* **Information given**
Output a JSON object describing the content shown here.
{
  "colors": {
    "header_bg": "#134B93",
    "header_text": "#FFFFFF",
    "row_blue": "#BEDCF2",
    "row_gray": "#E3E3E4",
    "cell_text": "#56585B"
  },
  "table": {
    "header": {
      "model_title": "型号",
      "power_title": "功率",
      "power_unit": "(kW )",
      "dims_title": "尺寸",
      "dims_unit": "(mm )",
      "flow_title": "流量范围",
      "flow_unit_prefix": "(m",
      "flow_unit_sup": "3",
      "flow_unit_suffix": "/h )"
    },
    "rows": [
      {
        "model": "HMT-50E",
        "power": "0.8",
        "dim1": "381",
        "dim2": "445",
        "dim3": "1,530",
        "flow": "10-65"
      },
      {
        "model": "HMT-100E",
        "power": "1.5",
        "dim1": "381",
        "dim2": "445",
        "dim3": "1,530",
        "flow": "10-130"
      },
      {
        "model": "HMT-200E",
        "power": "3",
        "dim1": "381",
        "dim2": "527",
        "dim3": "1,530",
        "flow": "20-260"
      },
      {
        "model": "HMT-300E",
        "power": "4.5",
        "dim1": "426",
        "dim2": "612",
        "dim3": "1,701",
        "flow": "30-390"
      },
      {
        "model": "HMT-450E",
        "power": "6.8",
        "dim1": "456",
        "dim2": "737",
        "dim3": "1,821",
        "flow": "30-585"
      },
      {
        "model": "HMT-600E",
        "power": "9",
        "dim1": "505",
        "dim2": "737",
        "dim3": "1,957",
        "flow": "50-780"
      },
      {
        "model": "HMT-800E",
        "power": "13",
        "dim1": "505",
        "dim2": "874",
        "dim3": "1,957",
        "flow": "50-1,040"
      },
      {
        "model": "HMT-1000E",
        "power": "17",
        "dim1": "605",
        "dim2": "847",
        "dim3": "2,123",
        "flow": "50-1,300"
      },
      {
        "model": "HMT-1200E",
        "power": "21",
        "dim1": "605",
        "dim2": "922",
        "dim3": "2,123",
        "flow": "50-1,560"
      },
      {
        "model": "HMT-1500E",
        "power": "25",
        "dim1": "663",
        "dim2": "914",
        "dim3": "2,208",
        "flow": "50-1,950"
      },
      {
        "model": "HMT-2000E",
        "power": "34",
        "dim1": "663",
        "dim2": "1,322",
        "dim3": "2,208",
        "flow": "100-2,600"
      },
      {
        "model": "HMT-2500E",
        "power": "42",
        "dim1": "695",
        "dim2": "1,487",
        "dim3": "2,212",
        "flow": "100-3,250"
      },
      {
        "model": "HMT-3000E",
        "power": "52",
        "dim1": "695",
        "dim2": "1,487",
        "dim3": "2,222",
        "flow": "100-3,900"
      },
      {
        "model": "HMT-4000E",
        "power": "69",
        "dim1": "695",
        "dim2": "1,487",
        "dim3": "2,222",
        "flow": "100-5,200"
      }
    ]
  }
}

* **Short exercise**
Each entry above is to be quoted exactly.

* **Task response**
Output a JSON object describing the content shown here.
{
  "colors": {
    "header_bg": "#134B93",
    "header_text": "#FFFFFF",
    "row_blue": "#BEDCF2",
    "row_gray": "#E3E3E4",
    "cell_text": "#56585B"
  },
  "table": {
    "header": {
      "model_title": "型号",
      "power_title": "功率",
      "power_unit": "(kW )",
      "dims_title": "尺寸",
      "dims_unit": "(mm )",
      "flow_title": "流量范围",
      "flow_unit_prefix": "(m",
      "flow_unit_sup": "3",
      "flow_unit_suffix": "/h )"
    },
    "rows": [
      {
        "model": "HMT-50E",
        "power": "0.8",
        "dim1": "381",
        "dim2": "445",
        "dim3": "1,530",
        "flow": "10-65"
      },
      {
        "model": "HMT-100E",
        "power": "1.5",
        "dim1": "381",
        "dim2": "445",
        "dim3": "1,530",
        "flow": "10-130"
      },
      {
        "model": "HMT-200E",
        "power": "3",
        "dim1": "381",
        "dim2": "527",
        "dim3": "1,530",
        "flow": "20-260"
      },
      {
        "model": "HMT-300E",
        "power": "4.5",
        "dim1": "426",
        "dim2": "612",
        "dim3": "1,701",
        "flow": "30-390"
      },
      {
        "model": "HMT-450E",
        "power": "6.8",
        "dim1": "456",
        "dim2": "737",
        "dim3": "1,821",
        "flow": "30-585"
      },
      {
        "model": "HMT-600E",
        "power": "9",
        "dim1": "505",
        "dim2": "737",
        "dim3": "1,957",
        "flow": "50-780"
      },
      {
        "model": "HMT-800E",
        "power": "13",
        "dim1": "505",
        "dim2": "874",
        "dim3": "1,957",
        "flow": "50-1,040"
      },
      {
        "model": "HMT-1000E",
        "power": "17",
        "dim1": "605",
        "dim2": "847",
        "dim3": "2,123",
        "flow": "50-1,300"
      },
      {
        "model": "HMT-1200E",
        "power": "21",
        "dim1": "605",
        "dim2": "922",
        "dim3": "2,123",
        "flow": "50-1,560"
      },
      {
        "model": "HMT-1500E",
        "power": "25",
        "dim1": "663",
        "dim2": "914",
        "dim3": "2,208",
        "flow": "50-1,950"
      },
      {
        "model": "HMT-2000E",
        "power": "34",
        "dim1": "663",
        "dim2": "1,322",
        "dim3": "2,208",
        "flow": "100-2,600"
      },
      {
        "model": "HMT-2500E",
        "power": "42",
        "dim1": "695",
        "dim2": "1,487",
        "dim3": "2,212",
        "flow": "100-3,250"
      },
      {
        "model": "HMT-3000E",
        "power": "52",
        "dim1": "695",
        "dim2": "1,487",
        "dim3": "2,222",
        "flow": "100-3,900"
      },
      {
        "model": "HMT-4000E",
        "power": "69",
        "dim1": "695",
        "dim2": "1,487",
        "dim3": "2,222",
        "flow": "100-5,200"
      }
    ]
  }
}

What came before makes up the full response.